- [WRITTEN EXERCISE]:
Look through the material below. Copy every line with the string "Invoice" in it.
************
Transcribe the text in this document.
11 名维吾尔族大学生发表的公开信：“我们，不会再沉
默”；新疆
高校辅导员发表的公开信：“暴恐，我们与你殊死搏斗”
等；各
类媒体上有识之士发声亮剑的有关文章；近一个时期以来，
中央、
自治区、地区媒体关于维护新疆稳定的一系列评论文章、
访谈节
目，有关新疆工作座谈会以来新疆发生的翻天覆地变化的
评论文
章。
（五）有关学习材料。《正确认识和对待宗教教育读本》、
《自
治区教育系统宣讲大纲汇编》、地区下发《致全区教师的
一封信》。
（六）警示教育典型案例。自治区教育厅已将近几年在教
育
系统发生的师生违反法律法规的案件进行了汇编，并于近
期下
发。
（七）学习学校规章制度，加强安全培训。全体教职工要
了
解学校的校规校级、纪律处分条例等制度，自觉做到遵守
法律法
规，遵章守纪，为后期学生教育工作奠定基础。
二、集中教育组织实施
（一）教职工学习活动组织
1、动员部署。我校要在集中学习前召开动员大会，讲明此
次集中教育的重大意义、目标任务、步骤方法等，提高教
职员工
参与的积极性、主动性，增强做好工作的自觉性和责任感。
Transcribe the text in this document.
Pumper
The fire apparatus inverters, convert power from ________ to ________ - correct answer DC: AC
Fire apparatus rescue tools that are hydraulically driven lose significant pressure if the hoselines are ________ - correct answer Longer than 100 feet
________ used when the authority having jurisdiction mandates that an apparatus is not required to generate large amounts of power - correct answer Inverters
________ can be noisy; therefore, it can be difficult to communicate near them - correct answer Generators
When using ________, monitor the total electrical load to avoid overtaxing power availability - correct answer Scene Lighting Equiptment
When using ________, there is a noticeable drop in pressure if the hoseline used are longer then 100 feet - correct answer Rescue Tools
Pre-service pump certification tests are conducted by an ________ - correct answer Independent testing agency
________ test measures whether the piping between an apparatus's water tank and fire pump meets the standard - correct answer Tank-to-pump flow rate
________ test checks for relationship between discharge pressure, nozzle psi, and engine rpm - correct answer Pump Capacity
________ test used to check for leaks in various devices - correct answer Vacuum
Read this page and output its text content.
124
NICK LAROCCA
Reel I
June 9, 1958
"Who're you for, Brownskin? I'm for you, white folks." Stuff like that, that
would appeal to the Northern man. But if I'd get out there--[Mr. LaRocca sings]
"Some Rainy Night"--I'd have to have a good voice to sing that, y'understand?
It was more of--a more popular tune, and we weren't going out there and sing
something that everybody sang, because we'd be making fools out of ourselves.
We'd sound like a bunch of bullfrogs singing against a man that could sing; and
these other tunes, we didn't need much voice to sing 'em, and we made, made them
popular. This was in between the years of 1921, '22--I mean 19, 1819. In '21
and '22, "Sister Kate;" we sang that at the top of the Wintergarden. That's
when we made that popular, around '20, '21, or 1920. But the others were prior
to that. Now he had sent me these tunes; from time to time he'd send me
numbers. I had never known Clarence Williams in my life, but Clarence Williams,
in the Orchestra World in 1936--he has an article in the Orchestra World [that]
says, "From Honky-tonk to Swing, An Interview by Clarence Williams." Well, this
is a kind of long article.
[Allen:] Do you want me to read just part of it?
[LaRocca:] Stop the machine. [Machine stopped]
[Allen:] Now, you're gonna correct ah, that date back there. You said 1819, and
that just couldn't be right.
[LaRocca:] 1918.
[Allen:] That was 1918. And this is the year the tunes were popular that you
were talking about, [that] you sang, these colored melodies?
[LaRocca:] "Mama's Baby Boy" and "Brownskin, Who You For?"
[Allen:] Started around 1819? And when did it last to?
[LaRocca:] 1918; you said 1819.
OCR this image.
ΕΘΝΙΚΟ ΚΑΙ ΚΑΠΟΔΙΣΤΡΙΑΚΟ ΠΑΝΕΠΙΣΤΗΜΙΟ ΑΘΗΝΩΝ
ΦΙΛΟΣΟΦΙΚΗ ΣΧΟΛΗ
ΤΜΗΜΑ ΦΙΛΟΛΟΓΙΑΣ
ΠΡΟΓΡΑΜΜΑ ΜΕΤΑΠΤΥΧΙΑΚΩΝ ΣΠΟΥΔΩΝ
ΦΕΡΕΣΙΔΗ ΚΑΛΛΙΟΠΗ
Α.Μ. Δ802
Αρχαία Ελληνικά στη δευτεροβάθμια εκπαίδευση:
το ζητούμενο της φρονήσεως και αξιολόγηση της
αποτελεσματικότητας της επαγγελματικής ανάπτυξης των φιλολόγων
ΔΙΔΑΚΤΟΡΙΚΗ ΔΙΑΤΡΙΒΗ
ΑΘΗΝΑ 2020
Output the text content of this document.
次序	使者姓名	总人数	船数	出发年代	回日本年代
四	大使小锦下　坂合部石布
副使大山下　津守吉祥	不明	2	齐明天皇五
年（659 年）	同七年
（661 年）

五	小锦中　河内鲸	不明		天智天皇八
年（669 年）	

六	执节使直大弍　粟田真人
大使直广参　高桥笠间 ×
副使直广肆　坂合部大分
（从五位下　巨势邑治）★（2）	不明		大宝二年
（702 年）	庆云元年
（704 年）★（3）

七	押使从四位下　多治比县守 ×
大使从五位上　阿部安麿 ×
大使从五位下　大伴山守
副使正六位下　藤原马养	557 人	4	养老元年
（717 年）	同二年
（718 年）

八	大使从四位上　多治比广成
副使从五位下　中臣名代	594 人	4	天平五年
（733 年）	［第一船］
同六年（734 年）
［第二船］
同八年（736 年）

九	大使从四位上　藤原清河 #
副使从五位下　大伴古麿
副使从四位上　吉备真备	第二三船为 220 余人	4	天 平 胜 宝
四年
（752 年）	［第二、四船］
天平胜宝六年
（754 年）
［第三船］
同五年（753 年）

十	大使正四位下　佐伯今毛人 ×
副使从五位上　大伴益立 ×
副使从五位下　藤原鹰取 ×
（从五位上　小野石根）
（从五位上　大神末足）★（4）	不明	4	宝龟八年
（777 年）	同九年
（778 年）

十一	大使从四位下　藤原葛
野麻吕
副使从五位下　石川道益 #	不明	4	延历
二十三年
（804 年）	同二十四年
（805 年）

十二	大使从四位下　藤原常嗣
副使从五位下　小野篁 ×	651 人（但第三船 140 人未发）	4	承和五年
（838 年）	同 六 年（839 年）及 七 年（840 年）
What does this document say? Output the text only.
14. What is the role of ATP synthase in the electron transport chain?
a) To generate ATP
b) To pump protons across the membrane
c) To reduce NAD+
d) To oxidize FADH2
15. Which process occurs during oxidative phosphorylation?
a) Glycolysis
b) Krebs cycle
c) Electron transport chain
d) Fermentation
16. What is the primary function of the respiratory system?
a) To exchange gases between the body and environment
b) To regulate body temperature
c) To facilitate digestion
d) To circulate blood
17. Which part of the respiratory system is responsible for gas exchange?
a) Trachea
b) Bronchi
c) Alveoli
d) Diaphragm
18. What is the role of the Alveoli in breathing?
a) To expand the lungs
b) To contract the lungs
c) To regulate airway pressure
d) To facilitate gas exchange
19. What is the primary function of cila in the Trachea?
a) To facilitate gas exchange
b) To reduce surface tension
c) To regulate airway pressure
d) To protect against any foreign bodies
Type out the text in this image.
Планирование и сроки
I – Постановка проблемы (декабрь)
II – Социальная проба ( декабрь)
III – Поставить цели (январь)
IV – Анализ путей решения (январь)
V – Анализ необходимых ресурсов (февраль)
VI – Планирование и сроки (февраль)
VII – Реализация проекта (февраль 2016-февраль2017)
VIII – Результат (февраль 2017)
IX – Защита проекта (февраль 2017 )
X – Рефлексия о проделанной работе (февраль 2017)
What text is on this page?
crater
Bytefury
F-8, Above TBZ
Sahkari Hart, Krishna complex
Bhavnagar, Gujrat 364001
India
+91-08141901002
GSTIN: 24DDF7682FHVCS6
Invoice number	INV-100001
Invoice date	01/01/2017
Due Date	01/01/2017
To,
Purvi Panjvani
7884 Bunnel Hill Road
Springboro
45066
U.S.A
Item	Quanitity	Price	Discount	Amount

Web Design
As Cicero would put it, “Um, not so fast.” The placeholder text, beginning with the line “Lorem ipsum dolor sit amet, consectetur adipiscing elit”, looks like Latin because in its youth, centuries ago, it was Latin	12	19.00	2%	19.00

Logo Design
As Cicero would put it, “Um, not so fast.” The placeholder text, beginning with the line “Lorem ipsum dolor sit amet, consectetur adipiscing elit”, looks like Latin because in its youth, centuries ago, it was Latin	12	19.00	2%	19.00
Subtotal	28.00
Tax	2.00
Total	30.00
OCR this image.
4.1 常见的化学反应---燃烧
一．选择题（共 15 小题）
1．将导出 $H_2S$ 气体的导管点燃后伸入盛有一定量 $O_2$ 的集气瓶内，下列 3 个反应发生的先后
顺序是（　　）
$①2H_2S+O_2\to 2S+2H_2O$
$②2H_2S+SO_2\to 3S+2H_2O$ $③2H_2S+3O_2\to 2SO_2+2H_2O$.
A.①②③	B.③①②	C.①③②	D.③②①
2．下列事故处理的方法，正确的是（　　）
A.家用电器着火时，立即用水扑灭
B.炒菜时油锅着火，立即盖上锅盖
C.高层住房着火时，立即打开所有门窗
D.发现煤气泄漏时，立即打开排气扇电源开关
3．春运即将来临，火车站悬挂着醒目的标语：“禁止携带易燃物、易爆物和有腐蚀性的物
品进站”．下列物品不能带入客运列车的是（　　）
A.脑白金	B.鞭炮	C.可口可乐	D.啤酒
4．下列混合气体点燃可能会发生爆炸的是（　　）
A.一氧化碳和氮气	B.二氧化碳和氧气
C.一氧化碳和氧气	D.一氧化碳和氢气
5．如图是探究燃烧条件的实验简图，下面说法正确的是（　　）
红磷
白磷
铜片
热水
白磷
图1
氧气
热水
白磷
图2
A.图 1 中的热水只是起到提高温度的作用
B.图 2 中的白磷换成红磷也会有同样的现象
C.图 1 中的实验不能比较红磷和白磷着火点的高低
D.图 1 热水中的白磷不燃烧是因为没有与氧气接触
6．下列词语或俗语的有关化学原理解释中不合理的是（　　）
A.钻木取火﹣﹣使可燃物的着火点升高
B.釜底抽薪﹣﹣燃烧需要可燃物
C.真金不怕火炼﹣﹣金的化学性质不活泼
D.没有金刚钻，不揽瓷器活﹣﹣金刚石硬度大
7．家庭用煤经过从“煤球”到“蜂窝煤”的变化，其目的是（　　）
************
- [WRITTEN SOLUTION]:
Invoice number	INV-100001
Invoice date	01/01/2017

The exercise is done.